* DATA ROWS
----

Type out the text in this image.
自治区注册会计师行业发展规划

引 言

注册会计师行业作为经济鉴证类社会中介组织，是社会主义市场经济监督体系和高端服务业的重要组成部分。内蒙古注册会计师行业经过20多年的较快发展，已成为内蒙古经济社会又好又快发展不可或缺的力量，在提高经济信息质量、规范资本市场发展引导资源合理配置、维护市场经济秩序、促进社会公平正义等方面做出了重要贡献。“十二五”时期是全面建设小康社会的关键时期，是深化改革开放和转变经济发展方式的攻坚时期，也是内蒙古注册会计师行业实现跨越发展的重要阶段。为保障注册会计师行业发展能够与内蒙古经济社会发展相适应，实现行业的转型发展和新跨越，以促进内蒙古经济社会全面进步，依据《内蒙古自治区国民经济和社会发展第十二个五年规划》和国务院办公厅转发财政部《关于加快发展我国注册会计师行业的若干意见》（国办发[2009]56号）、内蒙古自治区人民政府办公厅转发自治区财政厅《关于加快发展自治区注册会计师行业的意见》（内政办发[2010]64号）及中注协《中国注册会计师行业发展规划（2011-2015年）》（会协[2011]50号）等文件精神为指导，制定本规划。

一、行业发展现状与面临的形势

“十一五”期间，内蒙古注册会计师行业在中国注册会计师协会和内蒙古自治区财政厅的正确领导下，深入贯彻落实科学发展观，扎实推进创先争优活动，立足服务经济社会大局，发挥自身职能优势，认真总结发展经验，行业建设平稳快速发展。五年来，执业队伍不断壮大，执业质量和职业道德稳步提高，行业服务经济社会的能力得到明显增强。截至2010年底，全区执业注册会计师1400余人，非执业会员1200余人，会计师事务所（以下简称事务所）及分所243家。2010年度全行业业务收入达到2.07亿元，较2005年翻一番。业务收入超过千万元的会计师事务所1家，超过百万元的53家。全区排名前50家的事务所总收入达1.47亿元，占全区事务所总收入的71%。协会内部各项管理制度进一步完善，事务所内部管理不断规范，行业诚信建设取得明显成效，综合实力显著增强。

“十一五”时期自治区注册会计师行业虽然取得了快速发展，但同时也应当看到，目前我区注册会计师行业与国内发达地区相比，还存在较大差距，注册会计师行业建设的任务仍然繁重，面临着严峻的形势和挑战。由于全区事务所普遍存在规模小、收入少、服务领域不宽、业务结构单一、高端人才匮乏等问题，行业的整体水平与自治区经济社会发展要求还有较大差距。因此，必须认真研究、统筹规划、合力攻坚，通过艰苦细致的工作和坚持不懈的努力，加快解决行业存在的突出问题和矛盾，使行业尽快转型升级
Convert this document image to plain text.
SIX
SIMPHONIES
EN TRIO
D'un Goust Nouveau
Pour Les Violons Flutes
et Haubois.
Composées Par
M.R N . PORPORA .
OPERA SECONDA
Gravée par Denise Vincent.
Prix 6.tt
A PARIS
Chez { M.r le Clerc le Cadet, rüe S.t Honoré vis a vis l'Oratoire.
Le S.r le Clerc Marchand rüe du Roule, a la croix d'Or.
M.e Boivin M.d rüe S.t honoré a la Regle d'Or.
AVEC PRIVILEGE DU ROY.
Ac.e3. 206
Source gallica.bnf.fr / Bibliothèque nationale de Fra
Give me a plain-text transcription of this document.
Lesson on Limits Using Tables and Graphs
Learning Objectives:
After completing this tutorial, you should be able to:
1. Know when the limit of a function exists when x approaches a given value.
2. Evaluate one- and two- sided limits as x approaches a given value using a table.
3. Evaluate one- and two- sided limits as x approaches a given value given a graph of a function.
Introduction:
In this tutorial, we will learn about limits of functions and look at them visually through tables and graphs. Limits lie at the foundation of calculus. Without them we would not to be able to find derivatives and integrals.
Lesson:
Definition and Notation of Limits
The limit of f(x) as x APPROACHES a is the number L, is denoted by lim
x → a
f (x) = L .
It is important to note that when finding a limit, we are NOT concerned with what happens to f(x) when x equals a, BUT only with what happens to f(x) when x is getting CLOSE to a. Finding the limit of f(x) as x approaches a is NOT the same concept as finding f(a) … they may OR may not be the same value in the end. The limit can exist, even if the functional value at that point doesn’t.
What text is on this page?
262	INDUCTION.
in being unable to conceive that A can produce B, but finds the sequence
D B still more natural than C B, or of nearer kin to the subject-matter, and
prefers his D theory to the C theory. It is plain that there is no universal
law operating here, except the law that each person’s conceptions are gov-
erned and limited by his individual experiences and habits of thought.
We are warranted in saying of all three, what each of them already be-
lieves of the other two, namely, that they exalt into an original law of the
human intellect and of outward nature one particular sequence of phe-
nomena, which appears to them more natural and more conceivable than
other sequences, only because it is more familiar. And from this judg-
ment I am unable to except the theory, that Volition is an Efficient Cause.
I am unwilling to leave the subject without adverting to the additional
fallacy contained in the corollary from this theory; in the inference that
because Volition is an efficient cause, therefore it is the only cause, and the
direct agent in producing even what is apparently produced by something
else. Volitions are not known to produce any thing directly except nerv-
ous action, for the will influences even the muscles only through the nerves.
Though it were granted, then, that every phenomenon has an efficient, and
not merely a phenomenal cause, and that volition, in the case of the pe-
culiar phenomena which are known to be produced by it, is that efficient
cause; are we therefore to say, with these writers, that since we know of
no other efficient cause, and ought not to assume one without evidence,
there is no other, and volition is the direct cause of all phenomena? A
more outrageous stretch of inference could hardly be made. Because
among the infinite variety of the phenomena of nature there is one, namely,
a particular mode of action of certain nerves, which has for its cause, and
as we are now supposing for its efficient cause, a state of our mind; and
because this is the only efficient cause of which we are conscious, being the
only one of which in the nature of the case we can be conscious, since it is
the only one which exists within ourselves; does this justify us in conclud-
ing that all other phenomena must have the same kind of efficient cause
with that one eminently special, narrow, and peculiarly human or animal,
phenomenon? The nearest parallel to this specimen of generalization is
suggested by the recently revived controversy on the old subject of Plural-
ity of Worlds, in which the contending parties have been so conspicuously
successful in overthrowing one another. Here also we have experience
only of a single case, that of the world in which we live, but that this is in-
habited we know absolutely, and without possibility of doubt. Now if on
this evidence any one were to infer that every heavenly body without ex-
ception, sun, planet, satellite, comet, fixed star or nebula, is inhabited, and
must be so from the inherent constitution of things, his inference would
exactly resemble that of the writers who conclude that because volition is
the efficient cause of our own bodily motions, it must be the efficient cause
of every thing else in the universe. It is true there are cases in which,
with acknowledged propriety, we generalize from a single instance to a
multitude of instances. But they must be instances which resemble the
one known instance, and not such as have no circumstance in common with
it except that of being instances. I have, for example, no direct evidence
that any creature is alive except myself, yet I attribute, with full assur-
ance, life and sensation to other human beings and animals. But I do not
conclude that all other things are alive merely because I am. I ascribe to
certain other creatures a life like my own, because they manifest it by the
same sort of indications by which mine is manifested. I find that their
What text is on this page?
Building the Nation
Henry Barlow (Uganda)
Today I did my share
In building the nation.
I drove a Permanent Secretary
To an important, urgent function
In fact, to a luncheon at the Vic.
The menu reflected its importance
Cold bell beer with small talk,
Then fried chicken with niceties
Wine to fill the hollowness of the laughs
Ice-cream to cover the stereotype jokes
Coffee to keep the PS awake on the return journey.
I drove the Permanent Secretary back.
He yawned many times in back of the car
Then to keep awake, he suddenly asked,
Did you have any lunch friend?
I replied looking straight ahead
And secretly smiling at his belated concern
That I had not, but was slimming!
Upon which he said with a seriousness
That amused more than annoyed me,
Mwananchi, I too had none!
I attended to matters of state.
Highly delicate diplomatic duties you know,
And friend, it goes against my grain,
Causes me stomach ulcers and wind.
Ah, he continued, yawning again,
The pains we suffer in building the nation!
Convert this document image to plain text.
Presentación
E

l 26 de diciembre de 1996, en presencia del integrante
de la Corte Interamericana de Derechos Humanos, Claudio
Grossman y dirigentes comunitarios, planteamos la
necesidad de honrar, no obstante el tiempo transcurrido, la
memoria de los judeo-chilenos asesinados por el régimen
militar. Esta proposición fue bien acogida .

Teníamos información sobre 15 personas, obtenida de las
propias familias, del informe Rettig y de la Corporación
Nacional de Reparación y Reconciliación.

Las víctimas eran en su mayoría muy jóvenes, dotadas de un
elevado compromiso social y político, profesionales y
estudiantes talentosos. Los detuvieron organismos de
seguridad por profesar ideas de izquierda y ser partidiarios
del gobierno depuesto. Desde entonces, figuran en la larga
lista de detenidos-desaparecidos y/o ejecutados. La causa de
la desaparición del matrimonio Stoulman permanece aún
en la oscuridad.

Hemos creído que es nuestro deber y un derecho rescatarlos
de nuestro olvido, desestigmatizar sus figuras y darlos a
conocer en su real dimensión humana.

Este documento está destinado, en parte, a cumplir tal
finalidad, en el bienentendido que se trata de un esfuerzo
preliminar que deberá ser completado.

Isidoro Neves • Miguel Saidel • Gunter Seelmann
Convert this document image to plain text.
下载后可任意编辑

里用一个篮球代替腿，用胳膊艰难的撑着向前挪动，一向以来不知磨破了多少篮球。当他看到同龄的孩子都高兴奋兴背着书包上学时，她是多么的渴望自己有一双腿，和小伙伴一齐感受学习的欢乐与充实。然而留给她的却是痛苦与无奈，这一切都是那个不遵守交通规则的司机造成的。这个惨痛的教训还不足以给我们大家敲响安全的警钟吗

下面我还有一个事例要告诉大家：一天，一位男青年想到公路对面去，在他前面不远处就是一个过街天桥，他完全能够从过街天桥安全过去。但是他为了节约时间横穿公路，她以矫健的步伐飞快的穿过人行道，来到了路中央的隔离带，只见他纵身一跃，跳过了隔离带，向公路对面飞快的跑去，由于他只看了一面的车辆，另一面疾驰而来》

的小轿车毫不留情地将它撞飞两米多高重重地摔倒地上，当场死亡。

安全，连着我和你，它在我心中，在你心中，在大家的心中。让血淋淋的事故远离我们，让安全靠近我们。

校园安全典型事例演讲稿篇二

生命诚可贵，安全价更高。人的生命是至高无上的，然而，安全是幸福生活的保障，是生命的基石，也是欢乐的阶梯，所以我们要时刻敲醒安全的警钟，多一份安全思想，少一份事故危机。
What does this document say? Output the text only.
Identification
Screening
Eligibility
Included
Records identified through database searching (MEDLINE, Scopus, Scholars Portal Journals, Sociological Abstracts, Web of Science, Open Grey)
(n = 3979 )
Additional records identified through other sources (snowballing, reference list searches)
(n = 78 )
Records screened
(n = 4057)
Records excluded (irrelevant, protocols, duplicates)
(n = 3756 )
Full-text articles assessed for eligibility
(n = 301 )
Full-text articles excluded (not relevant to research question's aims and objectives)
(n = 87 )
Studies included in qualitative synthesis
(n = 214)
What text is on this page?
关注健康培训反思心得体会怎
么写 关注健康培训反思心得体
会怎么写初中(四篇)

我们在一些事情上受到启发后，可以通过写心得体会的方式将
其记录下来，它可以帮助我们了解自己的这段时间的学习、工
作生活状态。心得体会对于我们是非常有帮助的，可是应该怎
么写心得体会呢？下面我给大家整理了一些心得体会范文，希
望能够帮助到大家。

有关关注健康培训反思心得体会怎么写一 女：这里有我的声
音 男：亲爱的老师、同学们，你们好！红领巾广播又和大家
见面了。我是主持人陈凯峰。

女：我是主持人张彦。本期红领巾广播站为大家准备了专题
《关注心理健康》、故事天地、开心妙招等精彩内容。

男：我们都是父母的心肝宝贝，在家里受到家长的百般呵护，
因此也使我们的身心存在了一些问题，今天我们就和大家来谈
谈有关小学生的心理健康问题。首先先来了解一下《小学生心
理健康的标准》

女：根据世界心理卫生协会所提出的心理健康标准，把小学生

----

Which lines contain the word "tutorial"? Return each of them.

* RESPONSE TO THE EXERCISE
After completing this tutorial, you should be able to:
In this tutorial, we will learn about limits of functions and look at them visually through tables and graphs. Limits lie at the foundation of calculus. Without them we would not to be able to find derivatives and integrals.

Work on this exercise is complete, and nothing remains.